++++ Material provided
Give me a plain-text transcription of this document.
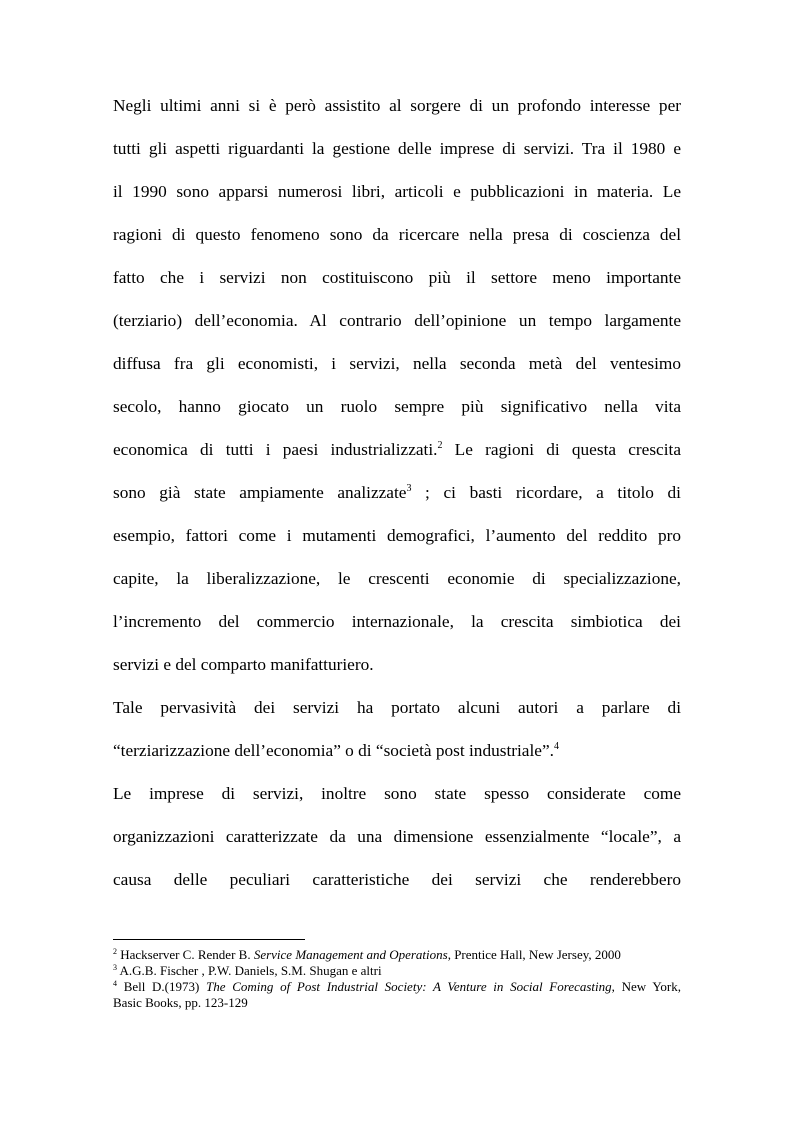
Negli ultimi anni si è però assistito al sorgere di un profondo interesse per
tutti gli aspetti riguardanti la gestione delle imprese di servizi. Tra il 1980 e
il 1990 sono apparsi numerosi libri, articoli e pubblicazioni in materia. Le
ragioni di questo fenomeno sono da ricercare nella presa di coscienza del
fatto che i servizi non costituiscono più il settore meno importante
(terziario) dell’economia. Al contrario dell’opinione un tempo largamente
diffusa fra gli economisti, i servizi, nella seconda metà del ventesimo
secolo, hanno giocato un ruolo sempre più significativo nella vita
economica di tutti i paesi industrializzati.$^2$ Le ragioni di questa crescita
sono già state ampiamente analizzate$^3$ ; ci basti ricordare, a titolo di
esempio, fattori come i mutamenti demografici, l’aumento del reddito pro
capite, la liberalizzazione, le crescenti economie di specializzazione,
l’incremento del commercio internazionale, la crescita simbiotica dei
servizi e del comparto manifatturiero.
Tale pervasività dei servizi ha portato alcuni autori a parlare di
“terziarizzazione dell’economia” o di “società post industriale”.$^4$
Le imprese di servizi, inoltre sono state spesso considerate come
organizzazioni caratterizzate da una dimensione essenzialmente “locale”, a
causa delle peculiari caratteristiche dei servizi che renderebbero
$^2$ Hackserver C. Render B. Service Management and Operations, Prentice Hall, New Jersey, 2000
$^3$ A.G.B. Fischer , P.W. Daniels, S.M. Shugan e altri
$^4$ Bell D.(1973) The Coming of Post Industrial Society: A Venture in Social Forecasting, New York,
Basic Books, pp. 123-129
++++++++
Written instruction:
Print every record above exactly as written, leaving out the pictures.

Final result:
Give me a plain-text transcription of this document.
Negli ultimi anni si è però assistito al sorgere di un profondo interesse per
tutti gli aspetti riguardanti la gestione delle imprese di servizi. Tra il 1980 e
il 1990 sono apparsi numerosi libri, articoli e pubblicazioni in materia. Le
ragioni di questo fenomeno sono da ricercare nella presa di coscienza del
fatto che i servizi non costituiscono più il settore meno importante
(terziario) dell’economia. Al contrario dell’opinione un tempo largamente
diffusa fra gli economisti, i servizi, nella seconda metà del ventesimo
secolo, hanno giocato un ruolo sempre più significativo nella vita
economica di tutti i paesi industrializzati.$^2$ Le ragioni di questa crescita
sono già state ampiamente analizzate$^3$ ; ci basti ricordare, a titolo di
esempio, fattori come i mutamenti demografici, l’aumento del reddito pro
capite, la liberalizzazione, le crescenti economie di specializzazione,
l’incremento del commercio internazionale, la crescita simbiotica dei
servizi e del comparto manifatturiero.
Tale pervasività dei servizi ha portato alcuni autori a parlare di
“terziarizzazione dell’economia” o di “società post industriale”.$^4$
Le imprese di servizi, inoltre sono state spesso considerate come
organizzazioni caratterizzate da una dimensione essenzialmente “locale”, a
causa delle peculiari caratteristiche dei servizi che renderebbero
$^2$ Hackserver C. Render B. Service Management and Operations, Prentice Hall, New Jersey, 2000
$^3$ A.G.B. Fischer , P.W. Daniels, S.M. Shugan e altri
$^4$ Bell D.(1973) The Coming of Post Industrial Society: A Venture in Social Forecasting, New York,
Basic Books, pp. 123-129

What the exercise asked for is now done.